[Prompt]:
Every entry must be echoed exactly.

[Given information]:
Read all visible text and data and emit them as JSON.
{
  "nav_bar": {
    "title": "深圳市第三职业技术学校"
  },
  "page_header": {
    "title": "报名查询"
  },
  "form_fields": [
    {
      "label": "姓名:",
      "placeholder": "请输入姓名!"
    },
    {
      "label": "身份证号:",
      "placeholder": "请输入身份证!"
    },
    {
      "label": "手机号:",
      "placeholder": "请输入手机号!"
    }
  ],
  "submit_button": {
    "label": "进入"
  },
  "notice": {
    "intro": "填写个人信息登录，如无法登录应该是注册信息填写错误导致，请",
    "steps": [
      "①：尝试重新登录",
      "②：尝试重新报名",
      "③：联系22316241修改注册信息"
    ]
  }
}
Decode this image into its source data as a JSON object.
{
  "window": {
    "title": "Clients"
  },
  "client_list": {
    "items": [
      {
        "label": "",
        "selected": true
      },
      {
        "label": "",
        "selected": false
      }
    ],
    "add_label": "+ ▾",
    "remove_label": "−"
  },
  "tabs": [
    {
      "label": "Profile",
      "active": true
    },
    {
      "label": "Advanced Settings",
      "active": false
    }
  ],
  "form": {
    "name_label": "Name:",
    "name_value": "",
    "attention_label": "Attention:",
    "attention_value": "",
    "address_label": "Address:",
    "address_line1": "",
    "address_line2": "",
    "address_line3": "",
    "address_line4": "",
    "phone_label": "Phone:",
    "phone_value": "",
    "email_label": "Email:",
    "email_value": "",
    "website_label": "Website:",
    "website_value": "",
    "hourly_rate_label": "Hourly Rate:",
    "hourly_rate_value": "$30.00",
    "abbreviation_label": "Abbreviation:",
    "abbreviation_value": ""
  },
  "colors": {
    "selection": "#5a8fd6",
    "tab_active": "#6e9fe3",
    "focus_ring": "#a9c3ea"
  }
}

[In response]:
Read all visible text and data and emit them as JSON.
{
  "nav_bar": {
    "title": "深圳市第三职业技术学校"
  },
  "page_header": {
    "title": "报名查询"
  },
  "form_fields": [
    {
      "label": "姓名:",
      "placeholder": "请输入姓名!"
    },
    {
      "label": "身份证号:",
      "placeholder": "请输入身份证!"
    },
    {
      "label": "手机号:",
      "placeholder": "请输入手机号!"
    }
  ],
  "submit_button": {
    "label": "进入"
  },
  "notice": {
    "intro": "填写个人信息登录，如无法登录应该是注册信息填写错误导致，请",
    "steps": [
      "①：尝试重新登录",
      "②：尝试重新报名",
      "③：联系22316241修改注册信息"
    ]
  }
}
Decode this image into its source data as a JSON object.
{
  "window": {
    "title": "Clients"
  },
  "client_list": {
    "items": [
      {
        "label": "",
        "selected": true
      },
      {
        "label": "",
        "selected": false
      }
    ],
    "add_label": "+ ▾",
    "remove_label": "−"
  },
  "tabs": [
    {
      "label": "Profile",
      "active": true
    },
    {
      "label": "Advanced Settings",
      "active": false
    }
  ],
  "form": {
    "name_label": "Name:",
    "name_value": "",
    "attention_label": "Attention:",
    "attention_value": "",
    "address_label": "Address:",
    "address_line1": "",
    "address_line2": "",
    "address_line3": "",
    "address_line4": "",
    "phone_label": "Phone:",
    "phone_value": "",
    "email_label": "Email:",
    "email_value": "",
    "website_label": "Website:",
    "website_value": "",
    "hourly_rate_label": "Hourly Rate:",
    "hourly_rate_value": "$30.00",
    "abbreviation_label": "Abbreviation:",
    "abbreviation_value": ""
  },
  "colors": {
    "selection": "#5a8fd6",
    "tab_active": "#6e9fe3",
    "focus_ring": "#a9c3ea"
  }
}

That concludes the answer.